◆ Directive
Reproduce all of the listing below without alteration.

[Start Recorded data]

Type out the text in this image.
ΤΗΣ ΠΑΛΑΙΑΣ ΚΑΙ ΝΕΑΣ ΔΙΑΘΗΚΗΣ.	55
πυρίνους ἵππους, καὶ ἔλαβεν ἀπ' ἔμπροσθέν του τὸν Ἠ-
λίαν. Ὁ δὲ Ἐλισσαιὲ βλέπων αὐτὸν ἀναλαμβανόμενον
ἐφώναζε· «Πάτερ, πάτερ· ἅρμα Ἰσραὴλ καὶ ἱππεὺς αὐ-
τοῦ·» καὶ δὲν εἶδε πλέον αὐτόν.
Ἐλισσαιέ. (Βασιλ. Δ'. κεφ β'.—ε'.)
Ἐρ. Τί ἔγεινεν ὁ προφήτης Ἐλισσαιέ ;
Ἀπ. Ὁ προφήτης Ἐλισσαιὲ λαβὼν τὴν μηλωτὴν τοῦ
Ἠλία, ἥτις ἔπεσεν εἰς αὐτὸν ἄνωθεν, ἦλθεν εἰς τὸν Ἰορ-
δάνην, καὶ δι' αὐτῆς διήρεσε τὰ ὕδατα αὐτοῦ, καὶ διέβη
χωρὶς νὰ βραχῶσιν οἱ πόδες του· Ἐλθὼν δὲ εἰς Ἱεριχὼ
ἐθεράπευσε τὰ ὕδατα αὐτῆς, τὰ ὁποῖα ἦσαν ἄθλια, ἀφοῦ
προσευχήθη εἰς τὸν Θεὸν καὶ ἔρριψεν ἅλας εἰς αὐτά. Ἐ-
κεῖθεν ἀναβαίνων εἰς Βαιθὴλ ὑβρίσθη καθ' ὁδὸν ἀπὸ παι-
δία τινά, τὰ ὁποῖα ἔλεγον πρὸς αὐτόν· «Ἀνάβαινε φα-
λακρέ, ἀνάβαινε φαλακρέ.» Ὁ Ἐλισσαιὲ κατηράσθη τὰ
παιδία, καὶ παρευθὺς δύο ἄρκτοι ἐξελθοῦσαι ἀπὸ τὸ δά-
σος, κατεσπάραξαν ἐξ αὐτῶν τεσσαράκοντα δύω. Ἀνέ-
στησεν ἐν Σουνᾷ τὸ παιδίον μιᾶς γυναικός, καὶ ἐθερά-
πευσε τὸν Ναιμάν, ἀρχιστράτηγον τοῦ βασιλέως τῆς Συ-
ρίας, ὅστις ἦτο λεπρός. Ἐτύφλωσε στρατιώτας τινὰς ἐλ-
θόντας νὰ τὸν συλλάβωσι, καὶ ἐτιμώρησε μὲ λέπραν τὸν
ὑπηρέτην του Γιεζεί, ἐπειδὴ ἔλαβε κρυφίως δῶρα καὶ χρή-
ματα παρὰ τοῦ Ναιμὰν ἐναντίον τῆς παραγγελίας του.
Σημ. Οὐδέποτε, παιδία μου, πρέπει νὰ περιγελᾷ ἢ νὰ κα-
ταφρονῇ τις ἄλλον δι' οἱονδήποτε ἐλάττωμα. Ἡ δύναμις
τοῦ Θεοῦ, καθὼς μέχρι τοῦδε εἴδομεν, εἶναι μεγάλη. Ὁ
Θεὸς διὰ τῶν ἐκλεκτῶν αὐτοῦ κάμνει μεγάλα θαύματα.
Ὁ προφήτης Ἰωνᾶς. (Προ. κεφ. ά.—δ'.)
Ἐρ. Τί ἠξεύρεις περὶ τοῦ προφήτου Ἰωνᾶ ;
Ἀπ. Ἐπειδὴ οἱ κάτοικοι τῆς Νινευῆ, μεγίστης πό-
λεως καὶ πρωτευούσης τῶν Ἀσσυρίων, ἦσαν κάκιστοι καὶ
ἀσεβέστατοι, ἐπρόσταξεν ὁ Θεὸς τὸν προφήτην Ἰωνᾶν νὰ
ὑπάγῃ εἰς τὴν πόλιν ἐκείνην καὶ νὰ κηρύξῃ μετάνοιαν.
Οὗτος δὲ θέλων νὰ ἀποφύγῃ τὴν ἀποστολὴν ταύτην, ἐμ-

[End Recorded data]

◆ Finished task
Type out the text in this image.
ΤΗΣ ΠΑΛΑΙΑΣ ΚΑΙ ΝΕΑΣ ΔΙΑΘΗΚΗΣ.	55
πυρίνους ἵππους, καὶ ἔλαβεν ἀπ' ἔμπροσθέν του τὸν Ἠ-
λίαν. Ὁ δὲ Ἐλισσαιὲ βλέπων αὐτὸν ἀναλαμβανόμενον
ἐφώναζε· «Πάτερ, πάτερ· ἅρμα Ἰσραὴλ καὶ ἱππεὺς αὐ-
τοῦ·» καὶ δὲν εἶδε πλέον αὐτόν.
Ἐλισσαιέ. (Βασιλ. Δ'. κεφ β'.—ε'.)
Ἐρ. Τί ἔγεινεν ὁ προφήτης Ἐλισσαιέ ;
Ἀπ. Ὁ προφήτης Ἐλισσαιὲ λαβὼν τὴν μηλωτὴν τοῦ
Ἠλία, ἥτις ἔπεσεν εἰς αὐτὸν ἄνωθεν, ἦλθεν εἰς τὸν Ἰορ-
δάνην, καὶ δι' αὐτῆς διήρεσε τὰ ὕδατα αὐτοῦ, καὶ διέβη
χωρὶς νὰ βραχῶσιν οἱ πόδες του· Ἐλθὼν δὲ εἰς Ἱεριχὼ
ἐθεράπευσε τὰ ὕδατα αὐτῆς, τὰ ὁποῖα ἦσαν ἄθλια, ἀφοῦ
προσευχήθη εἰς τὸν Θεὸν καὶ ἔρριψεν ἅλας εἰς αὐτά. Ἐ-
κεῖθεν ἀναβαίνων εἰς Βαιθὴλ ὑβρίσθη καθ' ὁδὸν ἀπὸ παι-
δία τινά, τὰ ὁποῖα ἔλεγον πρὸς αὐτόν· «Ἀνάβαινε φα-
λακρέ, ἀνάβαινε φαλακρέ.» Ὁ Ἐλισσαιὲ κατηράσθη τὰ
παιδία, καὶ παρευθὺς δύο ἄρκτοι ἐξελθοῦσαι ἀπὸ τὸ δά-
σος, κατεσπάραξαν ἐξ αὐτῶν τεσσαράκοντα δύω. Ἀνέ-
στησεν ἐν Σουνᾷ τὸ παιδίον μιᾶς γυναικός, καὶ ἐθερά-
πευσε τὸν Ναιμάν, ἀρχιστράτηγον τοῦ βασιλέως τῆς Συ-
ρίας, ὅστις ἦτο λεπρός. Ἐτύφλωσε στρατιώτας τινὰς ἐλ-
θόντας νὰ τὸν συλλάβωσι, καὶ ἐτιμώρησε μὲ λέπραν τὸν
ὑπηρέτην του Γιεζεί, ἐπειδὴ ἔλαβε κρυφίως δῶρα καὶ χρή-
ματα παρὰ τοῦ Ναιμὰν ἐναντίον τῆς παραγγελίας του.
Σημ. Οὐδέποτε, παιδία μου, πρέπει νὰ περιγελᾷ ἢ νὰ κα-
ταφρονῇ τις ἄλλον δι' οἱονδήποτε ἐλάττωμα. Ἡ δύναμις
τοῦ Θεοῦ, καθὼς μέχρι τοῦδε εἴδομεν, εἶναι μεγάλη. Ὁ
Θεὸς διὰ τῶν ἐκλεκτῶν αὐτοῦ κάμνει μεγάλα θαύματα.
Ὁ προφήτης Ἰωνᾶς. (Προ. κεφ. ά.—δ'.)
Ἐρ. Τί ἠξεύρεις περὶ τοῦ προφήτου Ἰωνᾶ ;
Ἀπ. Ἐπειδὴ οἱ κάτοικοι τῆς Νινευῆ, μεγίστης πό-
λεως καὶ πρωτευούσης τῶν Ἀσσυρίων, ἦσαν κάκιστοι καὶ
ἀσεβέστατοι, ἐπρόσταξεν ὁ Θεὸς τὸν προφήτην Ἰωνᾶν νὰ
ὑπάγῃ εἰς τὴν πόλιν ἐκείνην καὶ νὰ κηρύξῃ μετάνοιαν.
Οὗτος δὲ θέλων νὰ ἀποφύγῃ τὴν ἀποστολὴν ταύτην, ἐμ-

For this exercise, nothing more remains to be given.